== YOUR INSTRUCTIONS ==
In the listing below, locate the line containing "Read out every word on this page." and copy it and every line after it through the end, exactly as written, leaving out any pictures.

== INFORMATION SHOWN ==
┏━━
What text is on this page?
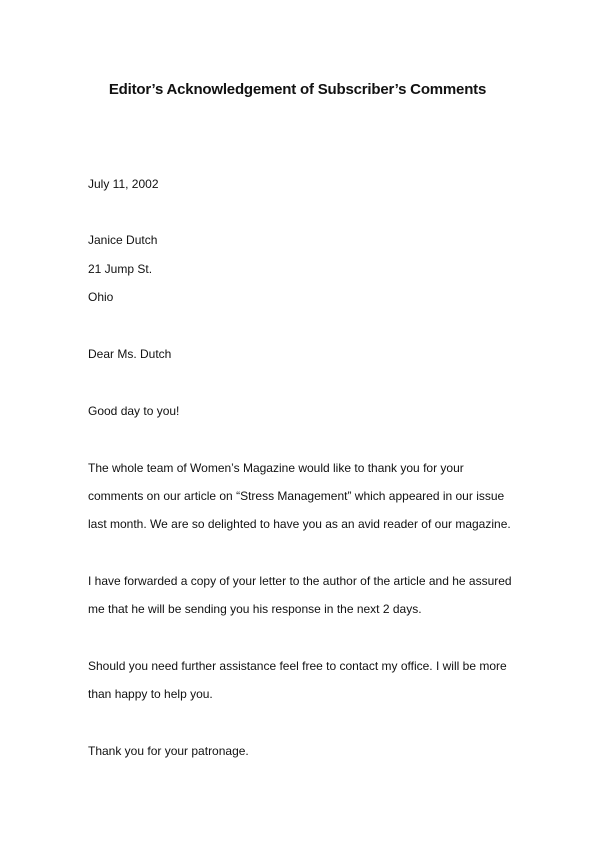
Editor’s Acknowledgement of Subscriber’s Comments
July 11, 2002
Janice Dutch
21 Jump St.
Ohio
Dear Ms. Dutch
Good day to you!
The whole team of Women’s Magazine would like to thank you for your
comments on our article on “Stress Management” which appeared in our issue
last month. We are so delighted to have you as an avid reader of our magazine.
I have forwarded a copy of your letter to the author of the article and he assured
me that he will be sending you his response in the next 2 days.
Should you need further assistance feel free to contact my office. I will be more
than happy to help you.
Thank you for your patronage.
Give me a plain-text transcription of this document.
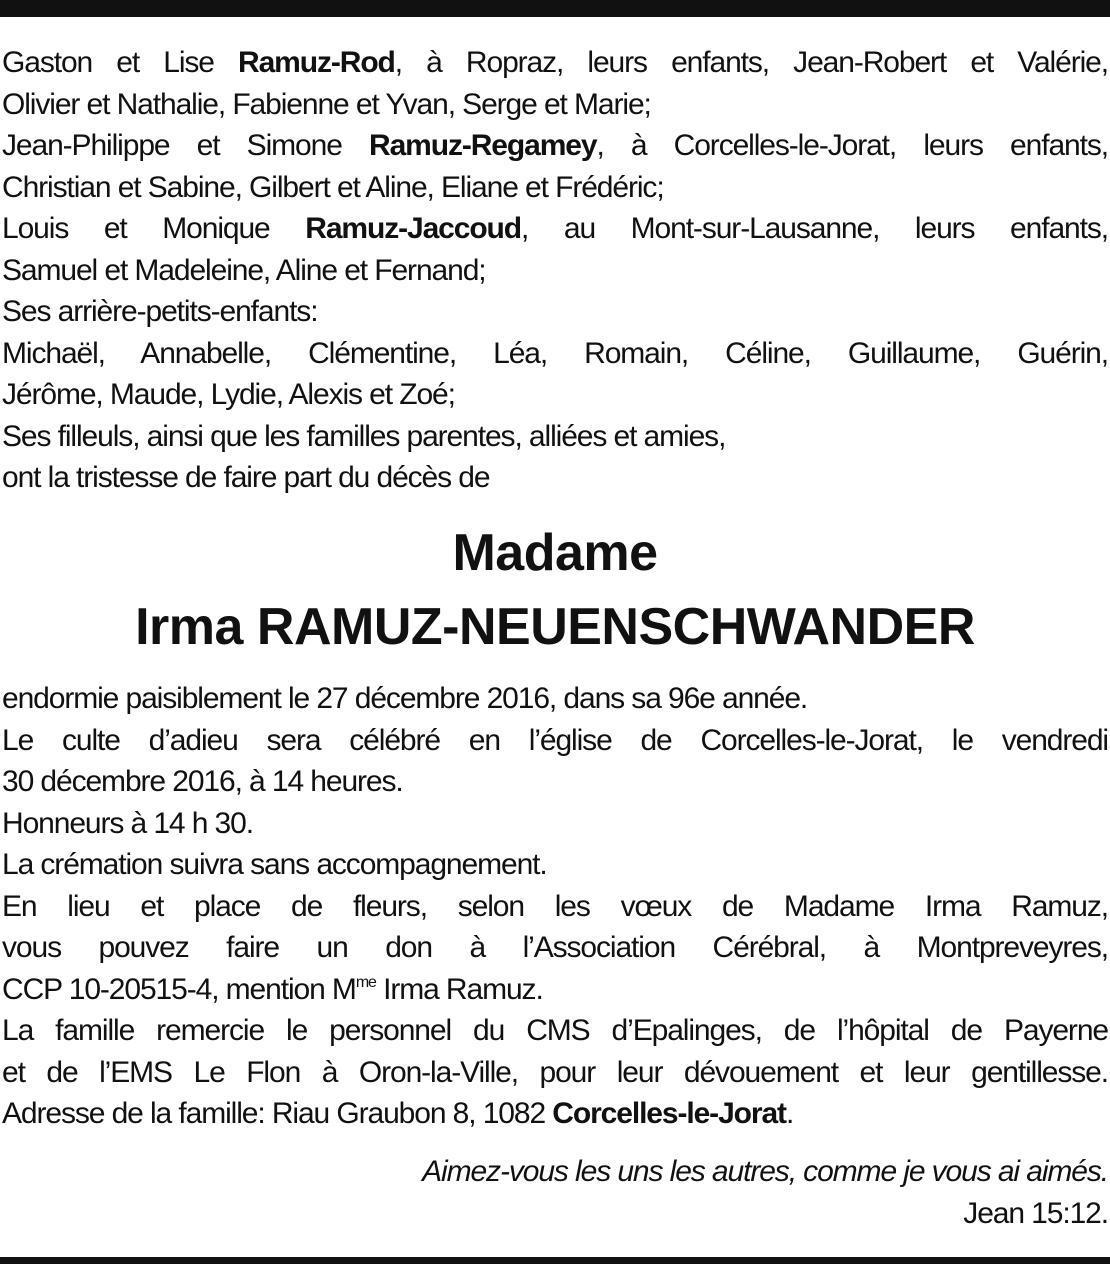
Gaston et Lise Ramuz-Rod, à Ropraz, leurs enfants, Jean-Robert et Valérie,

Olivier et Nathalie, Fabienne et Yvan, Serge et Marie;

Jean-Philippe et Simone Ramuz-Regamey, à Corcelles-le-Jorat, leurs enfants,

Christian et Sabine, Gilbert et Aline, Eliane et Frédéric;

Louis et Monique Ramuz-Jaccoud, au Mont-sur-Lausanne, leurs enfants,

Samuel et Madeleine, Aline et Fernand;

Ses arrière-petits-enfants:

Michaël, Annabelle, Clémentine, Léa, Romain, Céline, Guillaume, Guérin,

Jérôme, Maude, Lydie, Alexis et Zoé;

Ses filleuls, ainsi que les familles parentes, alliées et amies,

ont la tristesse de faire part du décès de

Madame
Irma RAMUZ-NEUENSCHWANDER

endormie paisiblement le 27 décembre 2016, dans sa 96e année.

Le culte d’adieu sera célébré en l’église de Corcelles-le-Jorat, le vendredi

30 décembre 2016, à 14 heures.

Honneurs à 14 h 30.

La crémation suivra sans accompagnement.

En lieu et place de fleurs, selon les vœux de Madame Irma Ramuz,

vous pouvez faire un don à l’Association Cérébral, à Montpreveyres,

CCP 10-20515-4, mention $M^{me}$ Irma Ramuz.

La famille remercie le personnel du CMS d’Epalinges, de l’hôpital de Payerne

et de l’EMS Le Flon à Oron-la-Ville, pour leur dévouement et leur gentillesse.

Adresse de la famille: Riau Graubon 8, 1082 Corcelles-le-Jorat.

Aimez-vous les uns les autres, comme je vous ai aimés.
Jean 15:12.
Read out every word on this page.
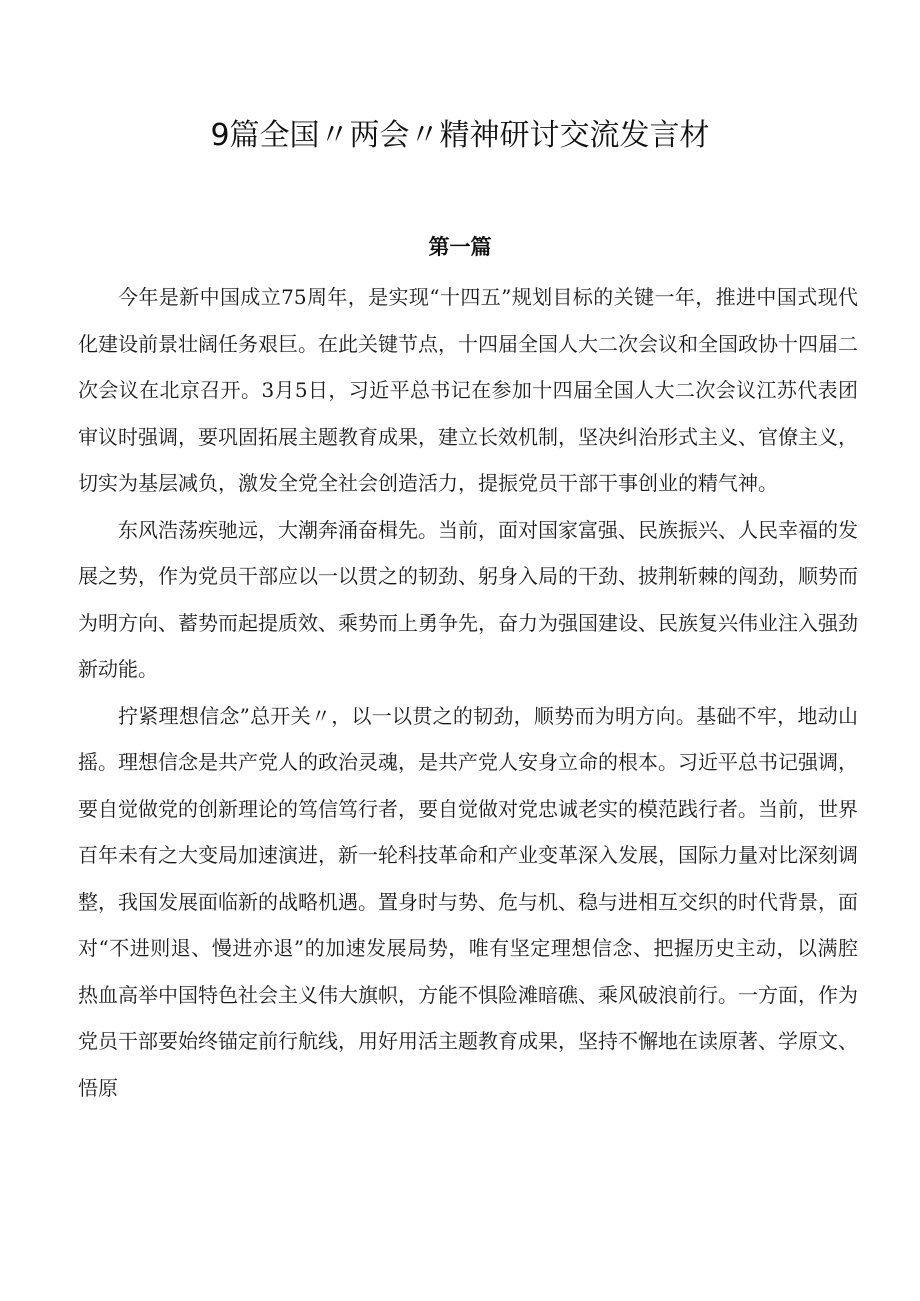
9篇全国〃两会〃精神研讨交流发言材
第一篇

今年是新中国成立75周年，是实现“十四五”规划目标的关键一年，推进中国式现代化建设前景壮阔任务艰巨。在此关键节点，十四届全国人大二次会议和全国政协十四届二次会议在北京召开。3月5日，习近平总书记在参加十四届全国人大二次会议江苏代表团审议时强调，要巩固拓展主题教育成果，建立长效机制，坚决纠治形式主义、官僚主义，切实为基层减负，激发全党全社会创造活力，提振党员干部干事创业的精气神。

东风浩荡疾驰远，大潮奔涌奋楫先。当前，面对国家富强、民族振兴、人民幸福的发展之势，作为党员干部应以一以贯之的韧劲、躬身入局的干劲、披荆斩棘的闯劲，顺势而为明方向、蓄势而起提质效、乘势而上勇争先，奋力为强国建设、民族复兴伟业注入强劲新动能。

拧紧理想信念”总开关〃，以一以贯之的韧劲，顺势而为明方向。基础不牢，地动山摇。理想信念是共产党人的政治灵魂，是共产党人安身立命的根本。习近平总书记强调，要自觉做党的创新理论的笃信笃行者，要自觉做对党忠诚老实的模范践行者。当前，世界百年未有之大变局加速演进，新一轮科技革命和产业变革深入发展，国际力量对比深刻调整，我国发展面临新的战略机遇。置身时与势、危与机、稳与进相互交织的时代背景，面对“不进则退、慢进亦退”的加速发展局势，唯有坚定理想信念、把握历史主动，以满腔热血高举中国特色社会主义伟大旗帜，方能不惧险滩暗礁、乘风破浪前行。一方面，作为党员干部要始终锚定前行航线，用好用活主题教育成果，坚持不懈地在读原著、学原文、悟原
┗━━
== ANSWER FOR THIS EXERCISE ==
Read out every word on this page.
9篇全国〃两会〃精神研讨交流发言材
第一篇

今年是新中国成立75周年，是实现“十四五”规划目标的关键一年，推进中国式现代化建设前景壮阔任务艰巨。在此关键节点，十四届全国人大二次会议和全国政协十四届二次会议在北京召开。3月5日，习近平总书记在参加十四届全国人大二次会议江苏代表团审议时强调，要巩固拓展主题教育成果，建立长效机制，坚决纠治形式主义、官僚主义，切实为基层减负，激发全党全社会创造活力，提振党员干部干事创业的精气神。

东风浩荡疾驰远，大潮奔涌奋楫先。当前，面对国家富强、民族振兴、人民幸福的发展之势，作为党员干部应以一以贯之的韧劲、躬身入局的干劲、披荆斩棘的闯劲，顺势而为明方向、蓄势而起提质效、乘势而上勇争先，奋力为强国建设、民族复兴伟业注入强劲新动能。

拧紧理想信念”总开关〃，以一以贯之的韧劲，顺势而为明方向。基础不牢，地动山摇。理想信念是共产党人的政治灵魂，是共产党人安身立命的根本。习近平总书记强调，要自觉做党的创新理论的笃信笃行者，要自觉做对党忠诚老实的模范践行者。当前，世界百年未有之大变局加速演进，新一轮科技革命和产业变革深入发展，国际力量对比深刻调整，我国发展面临新的战略机遇。置身时与势、危与机、稳与进相互交织的时代背景，面对“不进则退、慢进亦退”的加速发展局势，唯有坚定理想信念、把握历史主动，以满腔热血高举中国特色社会主义伟大旗帜，方能不惧险滩暗礁、乘风破浪前行。一方面，作为党员干部要始终锚定前行航线，用好用活主题教育成果，坚持不懈地在读原著、学原文、悟原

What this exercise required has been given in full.